### Exercise goal
Return the listing below unchanged, minus its pictures.

### Excerpted data

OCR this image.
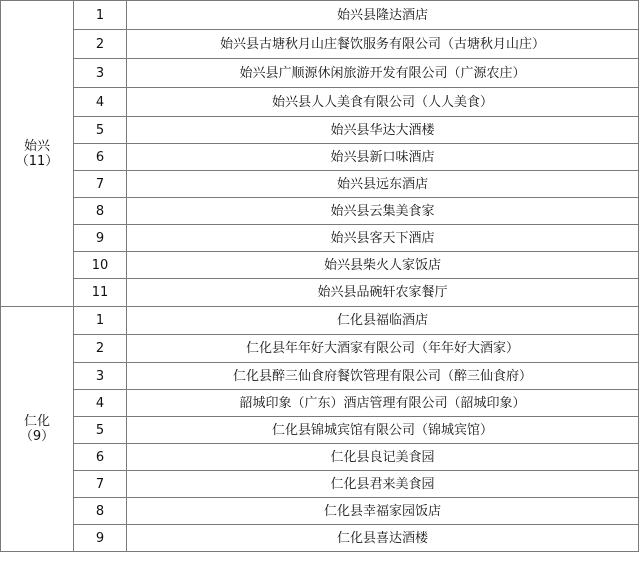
始兴
（11）	1	始兴县隆达酒店
	2	始兴县古塘秋月山庄餐饮服务有限公司（古塘秋月山庄）
	3	始兴县广顺源休闲旅游开发有限公司（广源农庄）
	4	始兴县人人美食有限公司（人人美食）
	5	始兴县华达大酒楼
	6	始兴县新口味酒店
	7	始兴县远东酒店
	8	始兴县云集美食家
	9	始兴县客天下酒店
	10	始兴县柴火人家饭店
	11	始兴县品碗轩农家餐厅

仁化
（9）	1	仁化县福临酒店
	2	仁化县年年好大酒家有限公司（年年好大酒家）
	3	仁化县醉三仙食府餐饮管理有限公司（醉三仙食府）
	4	韶城印象（广东）酒店管理有限公司（韶城印象）
	5	仁化县锦城宾馆有限公司（锦城宾馆）
	6	仁化县良记美食园
	7	仁化县君来美食园
	8	仁化县幸福家园饭店
	9	仁化县喜达酒楼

### Answer to the exercise
OCR this image.
始兴
（11）	1	始兴县隆达酒店
	2	始兴县古塘秋月山庄餐饮服务有限公司（古塘秋月山庄）
	3	始兴县广顺源休闲旅游开发有限公司（广源农庄）
	4	始兴县人人美食有限公司（人人美食）
	5	始兴县华达大酒楼
	6	始兴县新口味酒店
	7	始兴县远东酒店
	8	始兴县云集美食家
	9	始兴县客天下酒店
	10	始兴县柴火人家饭店
	11	始兴县品碗轩农家餐厅

仁化
（9）	1	仁化县福临酒店
	2	仁化县年年好大酒家有限公司（年年好大酒家）
	3	仁化县醉三仙食府餐饮管理有限公司（醉三仙食府）
	4	韶城印象（广东）酒店管理有限公司（韶城印象）
	5	仁化县锦城宾馆有限公司（锦城宾馆）
	6	仁化县良记美食园
	7	仁化县君来美食园
	8	仁化县幸福家园饭店
	9	仁化县喜达酒楼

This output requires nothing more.